- TÂCHE À RÉALISER -
Mettez à jour le passage allant du début du matériel jusqu'à la ligne contenant "The buried layers 120 is at (310, 279).", bornes incluses, en remplaçant "plan view" par "top view". Reproduisez ces lignes sans aucune autre modification.

- DONNÉES D'ENTRÉE -
►

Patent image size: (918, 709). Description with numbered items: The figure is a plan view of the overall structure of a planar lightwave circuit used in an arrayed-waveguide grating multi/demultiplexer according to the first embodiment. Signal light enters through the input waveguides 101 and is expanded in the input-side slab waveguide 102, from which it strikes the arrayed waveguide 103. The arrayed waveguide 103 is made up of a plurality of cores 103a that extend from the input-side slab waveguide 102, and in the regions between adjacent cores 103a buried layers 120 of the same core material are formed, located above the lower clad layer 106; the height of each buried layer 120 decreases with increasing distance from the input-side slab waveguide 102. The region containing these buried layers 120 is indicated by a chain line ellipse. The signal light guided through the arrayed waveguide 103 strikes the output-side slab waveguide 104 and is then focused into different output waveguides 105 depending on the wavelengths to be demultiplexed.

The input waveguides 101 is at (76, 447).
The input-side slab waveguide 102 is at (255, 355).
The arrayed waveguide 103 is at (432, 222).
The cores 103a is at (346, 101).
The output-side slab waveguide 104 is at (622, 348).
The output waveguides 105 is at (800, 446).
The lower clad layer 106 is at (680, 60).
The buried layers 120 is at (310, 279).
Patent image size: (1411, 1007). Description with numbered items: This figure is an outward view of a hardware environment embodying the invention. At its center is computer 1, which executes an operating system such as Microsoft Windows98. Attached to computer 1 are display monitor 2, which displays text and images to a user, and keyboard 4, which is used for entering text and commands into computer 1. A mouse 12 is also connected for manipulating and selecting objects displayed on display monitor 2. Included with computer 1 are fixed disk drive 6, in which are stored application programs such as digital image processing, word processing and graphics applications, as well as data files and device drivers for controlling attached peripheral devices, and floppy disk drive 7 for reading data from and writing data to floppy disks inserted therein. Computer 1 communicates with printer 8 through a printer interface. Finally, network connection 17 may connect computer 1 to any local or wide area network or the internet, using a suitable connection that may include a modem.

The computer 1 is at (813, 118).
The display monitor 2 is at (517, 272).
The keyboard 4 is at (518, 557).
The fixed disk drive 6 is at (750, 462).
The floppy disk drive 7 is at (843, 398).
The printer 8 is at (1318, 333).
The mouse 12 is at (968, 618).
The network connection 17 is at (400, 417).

◄

- RÉSULTAT DE LA TÂCHE -
Patent image size: (918, 709). Description with numbered items: The figure is a top view of the overall structure of a planar lightwave circuit used in an arrayed-waveguide grating multi/demultiplexer according to the first embodiment. Signal light enters through the input waveguides 101 and is expanded in the input-side slab waveguide 102, from which it strikes the arrayed waveguide 103. The arrayed waveguide 103 is made up of a plurality of cores 103a that extend from the input-side slab waveguide 102, and in the regions between adjacent cores 103a buried layers 120 of the same core material are formed, located above the lower clad layer 106; the height of each buried layer 120 decreases with increasing distance from the input-side slab waveguide 102. The region containing these buried layers 120 is indicated by a chain line ellipse. The signal light guided through the arrayed waveguide 103 strikes the output-side slab waveguide 104 and is then focused into different output waveguides 105 depending on the wavelengths to be demultiplexed.

The input waveguides 101 is at (76, 447).
The input-side slab waveguide 102 is at (255, 355).
The arrayed waveguide 103 is at (432, 222).
The cores 103a is at (346, 101).
The output-side slab waveguide 104 is at (622, 348).
The output waveguides 105 is at (800, 446).
The lower clad layer 106 is at (680, 60).
The buried layers 120 is at (310, 279).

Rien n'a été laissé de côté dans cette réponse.